WHAT THE TASK ASKS: Output the data below in full, character for character.

INPUT FOR THIS TASK:

━━━━━━━━━━━━━━━━━━━━

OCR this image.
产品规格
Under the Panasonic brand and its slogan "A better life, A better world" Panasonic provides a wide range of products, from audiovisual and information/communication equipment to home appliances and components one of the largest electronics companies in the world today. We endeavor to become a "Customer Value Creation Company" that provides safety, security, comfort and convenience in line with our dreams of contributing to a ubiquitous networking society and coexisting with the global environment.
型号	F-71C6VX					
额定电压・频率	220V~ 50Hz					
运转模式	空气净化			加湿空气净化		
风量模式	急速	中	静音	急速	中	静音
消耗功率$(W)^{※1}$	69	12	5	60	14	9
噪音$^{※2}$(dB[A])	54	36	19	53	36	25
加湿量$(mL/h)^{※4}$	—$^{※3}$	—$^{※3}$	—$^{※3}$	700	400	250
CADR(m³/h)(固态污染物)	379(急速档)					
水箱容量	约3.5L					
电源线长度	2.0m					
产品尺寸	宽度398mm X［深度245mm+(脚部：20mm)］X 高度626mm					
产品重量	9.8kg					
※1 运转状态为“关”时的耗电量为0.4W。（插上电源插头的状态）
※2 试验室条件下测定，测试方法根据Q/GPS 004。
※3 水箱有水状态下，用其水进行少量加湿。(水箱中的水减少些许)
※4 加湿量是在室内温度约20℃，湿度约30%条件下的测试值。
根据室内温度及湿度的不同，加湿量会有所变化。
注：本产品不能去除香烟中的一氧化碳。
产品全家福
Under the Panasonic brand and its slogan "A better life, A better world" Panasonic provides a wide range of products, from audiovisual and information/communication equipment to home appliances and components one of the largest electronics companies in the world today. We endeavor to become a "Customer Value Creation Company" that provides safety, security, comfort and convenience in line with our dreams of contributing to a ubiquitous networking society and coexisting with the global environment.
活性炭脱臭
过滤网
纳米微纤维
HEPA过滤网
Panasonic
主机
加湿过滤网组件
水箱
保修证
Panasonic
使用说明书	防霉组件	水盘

━━━━━━━━━━━━━━━━━━━━

WRITTEN REPLY:
OCR this image.
产品规格
Under the Panasonic brand and its slogan "A better life, A better world" Panasonic provides a wide range of products, from audiovisual and information/communication equipment to home appliances and components one of the largest electronics companies in the world today. We endeavor to become a "Customer Value Creation Company" that provides safety, security, comfort and convenience in line with our dreams of contributing to a ubiquitous networking society and coexisting with the global environment.
型号	F-71C6VX					
额定电压・频率	220V~ 50Hz					
运转模式	空气净化			加湿空气净化		
风量模式	急速	中	静音	急速	中	静音
消耗功率$(W)^{※1}$	69	12	5	60	14	9
噪音$^{※2}$(dB[A])	54	36	19	53	36	25
加湿量$(mL/h)^{※4}$	—$^{※3}$	—$^{※3}$	—$^{※3}$	700	400	250
CADR(m³/h)(固态污染物)	379(急速档)					
水箱容量	约3.5L					
电源线长度	2.0m					
产品尺寸	宽度398mm X［深度245mm+(脚部：20mm)］X 高度626mm					
产品重量	9.8kg					
※1 运转状态为“关”时的耗电量为0.4W。（插上电源插头的状态）
※2 试验室条件下测定，测试方法根据Q/GPS 004。
※3 水箱有水状态下，用其水进行少量加湿。(水箱中的水减少些许)
※4 加湿量是在室内温度约20℃，湿度约30%条件下的测试值。
根据室内温度及湿度的不同，加湿量会有所变化。
注：本产品不能去除香烟中的一氧化碳。
产品全家福
Under the Panasonic brand and its slogan "A better life, A better world" Panasonic provides a wide range of products, from audiovisual and information/communication equipment to home appliances and components one of the largest electronics companies in the world today. We endeavor to become a "Customer Value Creation Company" that provides safety, security, comfort and convenience in line with our dreams of contributing to a ubiquitous networking society and coexisting with the global environment.
活性炭脱臭
过滤网
纳米微纤维
HEPA过滤网
Panasonic
主机
加湿过滤网组件
水箱
保修证
Panasonic
使用说明书	防霉组件	水盘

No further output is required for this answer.